**EXERCISE REQUIREMENTS**:
Write out the data below exactly as given, without any of its pictures.

(Figure record listings)

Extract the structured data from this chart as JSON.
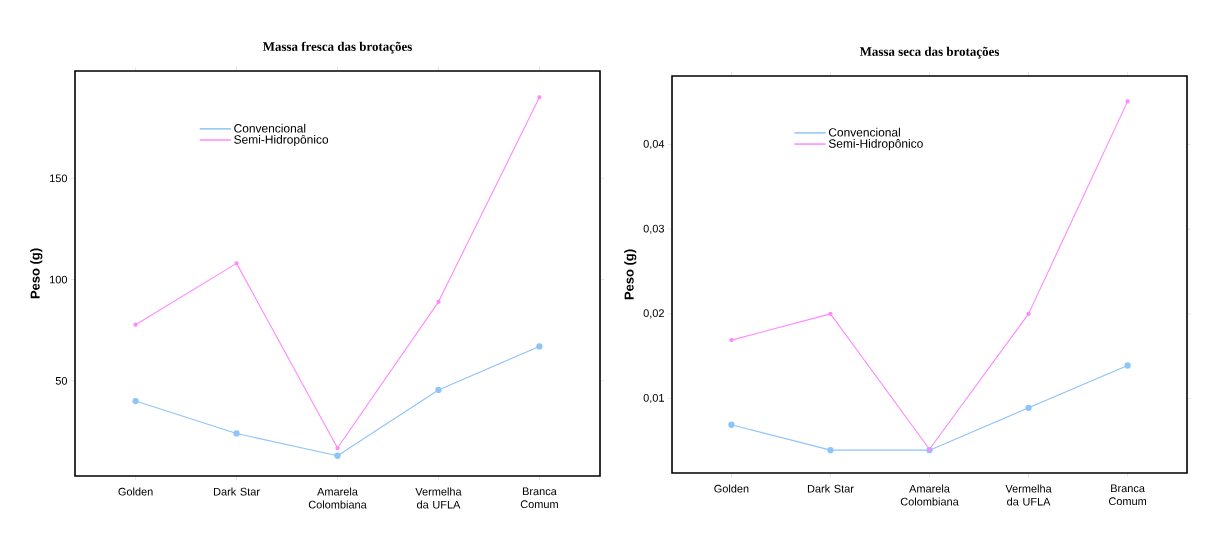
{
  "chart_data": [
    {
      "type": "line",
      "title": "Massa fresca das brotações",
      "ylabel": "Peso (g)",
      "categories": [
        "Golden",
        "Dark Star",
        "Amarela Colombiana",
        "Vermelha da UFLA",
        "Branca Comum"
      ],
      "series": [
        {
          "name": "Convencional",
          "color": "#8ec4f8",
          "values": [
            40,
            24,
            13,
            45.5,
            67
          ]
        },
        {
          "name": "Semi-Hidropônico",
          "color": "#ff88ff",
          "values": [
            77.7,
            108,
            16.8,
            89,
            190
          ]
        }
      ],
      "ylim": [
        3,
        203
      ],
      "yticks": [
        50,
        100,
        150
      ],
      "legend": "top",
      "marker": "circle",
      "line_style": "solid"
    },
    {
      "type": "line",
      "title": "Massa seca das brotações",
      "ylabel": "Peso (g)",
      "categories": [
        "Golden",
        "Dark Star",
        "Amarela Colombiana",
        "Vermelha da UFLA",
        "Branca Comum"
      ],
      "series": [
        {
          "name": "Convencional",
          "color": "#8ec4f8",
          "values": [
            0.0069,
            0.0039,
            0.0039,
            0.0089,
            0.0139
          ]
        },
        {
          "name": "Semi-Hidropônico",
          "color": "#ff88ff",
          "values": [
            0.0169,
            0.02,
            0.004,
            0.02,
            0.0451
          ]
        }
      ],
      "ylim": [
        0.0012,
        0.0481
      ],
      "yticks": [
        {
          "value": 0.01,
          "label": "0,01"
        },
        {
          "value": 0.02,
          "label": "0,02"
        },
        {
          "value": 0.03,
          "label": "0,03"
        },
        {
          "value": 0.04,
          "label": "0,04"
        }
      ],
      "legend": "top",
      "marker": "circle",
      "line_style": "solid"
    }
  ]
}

**REPLY TO THE TASK**:
Extract the structured data from this chart as JSON.
{
  "chart_data": [
    {
      "type": "line",
      "title": "Massa fresca das brotações",
      "ylabel": "Peso (g)",
      "categories": [
        "Golden",
        "Dark Star",
        "Amarela Colombiana",
        "Vermelha da UFLA",
        "Branca Comum"
      ],
      "series": [
        {
          "name": "Convencional",
          "color": "#8ec4f8",
          "values": [
            40,
            24,
            13,
            45.5,
            67
          ]
        },
        {
          "name": "Semi-Hidropônico",
          "color": "#ff88ff",
          "values": [
            77.7,
            108,
            16.8,
            89,
            190
          ]
        }
      ],
      "ylim": [
        3,
        203
      ],
      "yticks": [
        50,
        100,
        150
      ],
      "legend": "top",
      "marker": "circle",
      "line_style": "solid"
    },
    {
      "type": "line",
      "title": "Massa seca das brotações",
      "ylabel": "Peso (g)",
      "categories": [
        "Golden",
        "Dark Star",
        "Amarela Colombiana",
        "Vermelha da UFLA",
        "Branca Comum"
      ],
      "series": [
        {
          "name": "Convencional",
          "color": "#8ec4f8",
          "values": [
            0.0069,
            0.0039,
            0.0039,
            0.0089,
            0.0139
          ]
        },
        {
          "name": "Semi-Hidropônico",
          "color": "#ff88ff",
          "values": [
            0.0169,
            0.02,
            0.004,
            0.02,
            0.0451
          ]
        }
      ],
      "ylim": [
        0.0012,
        0.0481
      ],
      "yticks": [
        {
          "value": 0.01,
          "label": "0,01"
        },
        {
          "value": 0.02,
          "label": "0,02"
        },
        {
          "value": 0.03,
          "label": "0,03"
        },
        {
          "value": 0.04,
          "label": "0,04"
        }
      ],
      "legend": "top",
      "marker": "circle",
      "line_style": "solid"
    }
  ]
}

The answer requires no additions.